Duplicate the rows below verbatim, from the first line through the line that contains "date-cell[interactable]: June 1-7", inclusive.

>> Start PROVIDED RECORDS

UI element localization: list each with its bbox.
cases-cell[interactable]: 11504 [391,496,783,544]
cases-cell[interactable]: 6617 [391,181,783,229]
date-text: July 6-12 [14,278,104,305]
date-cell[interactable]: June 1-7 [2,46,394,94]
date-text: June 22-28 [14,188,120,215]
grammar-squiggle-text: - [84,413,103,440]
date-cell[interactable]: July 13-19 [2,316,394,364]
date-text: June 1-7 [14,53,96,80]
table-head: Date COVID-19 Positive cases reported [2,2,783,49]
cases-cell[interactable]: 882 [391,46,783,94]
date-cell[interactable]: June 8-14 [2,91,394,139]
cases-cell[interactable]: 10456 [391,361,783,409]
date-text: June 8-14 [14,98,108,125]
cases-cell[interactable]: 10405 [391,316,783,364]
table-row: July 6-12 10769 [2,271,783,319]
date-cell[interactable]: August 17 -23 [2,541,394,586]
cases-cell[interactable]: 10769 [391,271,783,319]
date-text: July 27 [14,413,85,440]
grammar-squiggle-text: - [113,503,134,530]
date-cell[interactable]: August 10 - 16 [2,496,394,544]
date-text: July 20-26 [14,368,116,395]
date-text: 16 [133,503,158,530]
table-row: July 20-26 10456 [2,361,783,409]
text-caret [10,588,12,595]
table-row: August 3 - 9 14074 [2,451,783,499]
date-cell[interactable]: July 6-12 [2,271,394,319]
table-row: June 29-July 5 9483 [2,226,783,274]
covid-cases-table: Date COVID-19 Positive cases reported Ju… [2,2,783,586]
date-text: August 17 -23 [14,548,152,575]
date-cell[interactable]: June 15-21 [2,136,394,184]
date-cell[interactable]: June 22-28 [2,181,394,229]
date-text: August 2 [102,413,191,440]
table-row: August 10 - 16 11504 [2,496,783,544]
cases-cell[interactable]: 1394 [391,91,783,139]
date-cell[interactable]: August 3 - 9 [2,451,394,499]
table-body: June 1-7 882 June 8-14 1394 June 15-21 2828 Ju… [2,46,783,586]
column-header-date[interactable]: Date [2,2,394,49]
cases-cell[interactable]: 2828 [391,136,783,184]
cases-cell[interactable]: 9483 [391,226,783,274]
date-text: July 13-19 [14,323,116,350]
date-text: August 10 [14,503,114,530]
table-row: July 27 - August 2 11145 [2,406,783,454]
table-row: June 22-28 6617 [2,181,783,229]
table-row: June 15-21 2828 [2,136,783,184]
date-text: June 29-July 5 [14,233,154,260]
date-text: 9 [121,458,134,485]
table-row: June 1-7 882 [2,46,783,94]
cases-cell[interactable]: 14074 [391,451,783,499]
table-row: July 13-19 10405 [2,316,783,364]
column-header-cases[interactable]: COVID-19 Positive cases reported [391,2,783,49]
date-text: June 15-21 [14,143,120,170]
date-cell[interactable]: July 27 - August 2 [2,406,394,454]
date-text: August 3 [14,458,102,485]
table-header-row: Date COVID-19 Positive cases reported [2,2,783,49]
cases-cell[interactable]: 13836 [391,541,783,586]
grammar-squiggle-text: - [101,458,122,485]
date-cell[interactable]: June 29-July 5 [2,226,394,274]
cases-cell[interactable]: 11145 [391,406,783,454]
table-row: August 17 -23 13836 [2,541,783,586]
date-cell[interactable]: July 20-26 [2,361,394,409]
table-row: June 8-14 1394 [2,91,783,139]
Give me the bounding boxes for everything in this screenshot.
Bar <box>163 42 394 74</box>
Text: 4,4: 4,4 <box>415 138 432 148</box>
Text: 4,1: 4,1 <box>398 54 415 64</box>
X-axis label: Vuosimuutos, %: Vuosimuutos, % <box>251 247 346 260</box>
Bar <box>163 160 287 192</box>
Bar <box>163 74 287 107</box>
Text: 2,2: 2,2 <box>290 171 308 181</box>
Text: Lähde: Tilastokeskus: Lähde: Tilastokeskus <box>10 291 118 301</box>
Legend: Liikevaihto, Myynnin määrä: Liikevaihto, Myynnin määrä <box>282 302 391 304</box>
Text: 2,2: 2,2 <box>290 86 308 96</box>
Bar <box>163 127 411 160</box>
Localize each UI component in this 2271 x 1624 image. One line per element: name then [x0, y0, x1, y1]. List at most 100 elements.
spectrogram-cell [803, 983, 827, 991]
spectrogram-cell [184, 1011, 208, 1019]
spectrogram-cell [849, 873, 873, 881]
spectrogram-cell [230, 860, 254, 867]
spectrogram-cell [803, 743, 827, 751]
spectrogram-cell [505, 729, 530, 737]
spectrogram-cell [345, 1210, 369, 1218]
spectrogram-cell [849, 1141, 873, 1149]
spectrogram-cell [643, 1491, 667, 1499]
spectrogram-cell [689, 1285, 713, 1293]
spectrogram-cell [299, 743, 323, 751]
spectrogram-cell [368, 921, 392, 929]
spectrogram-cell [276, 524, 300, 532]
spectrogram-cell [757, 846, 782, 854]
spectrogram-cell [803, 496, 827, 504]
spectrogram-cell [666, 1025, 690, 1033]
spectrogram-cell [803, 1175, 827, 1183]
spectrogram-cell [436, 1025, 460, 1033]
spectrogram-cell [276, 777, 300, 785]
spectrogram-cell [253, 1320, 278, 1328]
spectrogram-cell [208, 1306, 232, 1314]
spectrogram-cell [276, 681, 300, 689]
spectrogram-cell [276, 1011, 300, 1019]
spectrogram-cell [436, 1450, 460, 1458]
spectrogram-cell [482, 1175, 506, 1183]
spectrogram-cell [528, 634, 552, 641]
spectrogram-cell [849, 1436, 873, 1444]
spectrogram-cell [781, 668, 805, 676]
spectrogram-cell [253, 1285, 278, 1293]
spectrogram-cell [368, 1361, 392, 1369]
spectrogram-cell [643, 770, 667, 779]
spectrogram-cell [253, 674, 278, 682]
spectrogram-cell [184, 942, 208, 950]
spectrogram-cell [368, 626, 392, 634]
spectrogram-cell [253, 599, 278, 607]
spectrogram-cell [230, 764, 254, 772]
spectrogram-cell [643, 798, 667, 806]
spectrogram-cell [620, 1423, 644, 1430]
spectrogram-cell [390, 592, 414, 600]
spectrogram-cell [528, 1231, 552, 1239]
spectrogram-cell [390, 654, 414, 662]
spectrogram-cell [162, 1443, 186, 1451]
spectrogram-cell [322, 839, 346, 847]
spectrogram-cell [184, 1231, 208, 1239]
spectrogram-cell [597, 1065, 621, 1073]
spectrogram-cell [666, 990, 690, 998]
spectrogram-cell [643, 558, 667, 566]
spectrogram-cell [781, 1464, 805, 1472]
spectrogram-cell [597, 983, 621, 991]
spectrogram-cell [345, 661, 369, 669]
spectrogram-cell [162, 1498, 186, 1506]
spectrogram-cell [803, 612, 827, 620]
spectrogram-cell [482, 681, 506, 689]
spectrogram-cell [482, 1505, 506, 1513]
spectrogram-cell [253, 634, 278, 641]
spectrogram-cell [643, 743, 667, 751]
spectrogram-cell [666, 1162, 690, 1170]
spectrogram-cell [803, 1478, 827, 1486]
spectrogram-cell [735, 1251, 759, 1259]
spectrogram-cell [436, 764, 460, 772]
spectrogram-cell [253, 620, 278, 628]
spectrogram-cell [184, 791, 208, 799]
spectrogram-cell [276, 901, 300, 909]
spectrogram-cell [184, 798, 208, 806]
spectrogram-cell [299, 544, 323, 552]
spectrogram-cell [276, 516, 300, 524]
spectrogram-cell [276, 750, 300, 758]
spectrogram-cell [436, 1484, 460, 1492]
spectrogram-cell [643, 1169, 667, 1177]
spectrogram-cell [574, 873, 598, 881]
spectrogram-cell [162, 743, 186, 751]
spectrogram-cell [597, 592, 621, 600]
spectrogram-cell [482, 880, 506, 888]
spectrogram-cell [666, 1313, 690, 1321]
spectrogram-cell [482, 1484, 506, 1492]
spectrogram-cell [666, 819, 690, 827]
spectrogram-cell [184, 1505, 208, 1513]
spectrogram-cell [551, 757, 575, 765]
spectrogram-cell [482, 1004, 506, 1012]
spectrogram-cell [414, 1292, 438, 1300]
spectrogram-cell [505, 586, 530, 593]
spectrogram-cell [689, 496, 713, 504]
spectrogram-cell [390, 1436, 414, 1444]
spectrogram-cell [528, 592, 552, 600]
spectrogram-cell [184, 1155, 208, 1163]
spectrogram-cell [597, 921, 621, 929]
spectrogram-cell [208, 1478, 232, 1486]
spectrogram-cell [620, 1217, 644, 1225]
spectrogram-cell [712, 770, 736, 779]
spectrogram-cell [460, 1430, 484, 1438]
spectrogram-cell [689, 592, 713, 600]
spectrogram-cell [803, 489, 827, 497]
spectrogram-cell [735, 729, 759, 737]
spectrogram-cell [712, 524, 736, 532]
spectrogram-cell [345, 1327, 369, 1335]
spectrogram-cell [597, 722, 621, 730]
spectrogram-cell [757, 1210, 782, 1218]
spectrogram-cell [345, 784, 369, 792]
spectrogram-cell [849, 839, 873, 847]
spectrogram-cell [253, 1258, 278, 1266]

>> End PROVIDED RECORDS

#### [TASK ANSWER]
UI element localization: list each with its bbox.
cases-cell[interactable]: 11504 [391,496,783,544]
cases-cell[interactable]: 6617 [391,181,783,229]
date-text: July 6-12 [14,278,104,305]
date-cell[interactable]: June 1-7 [2,46,394,94]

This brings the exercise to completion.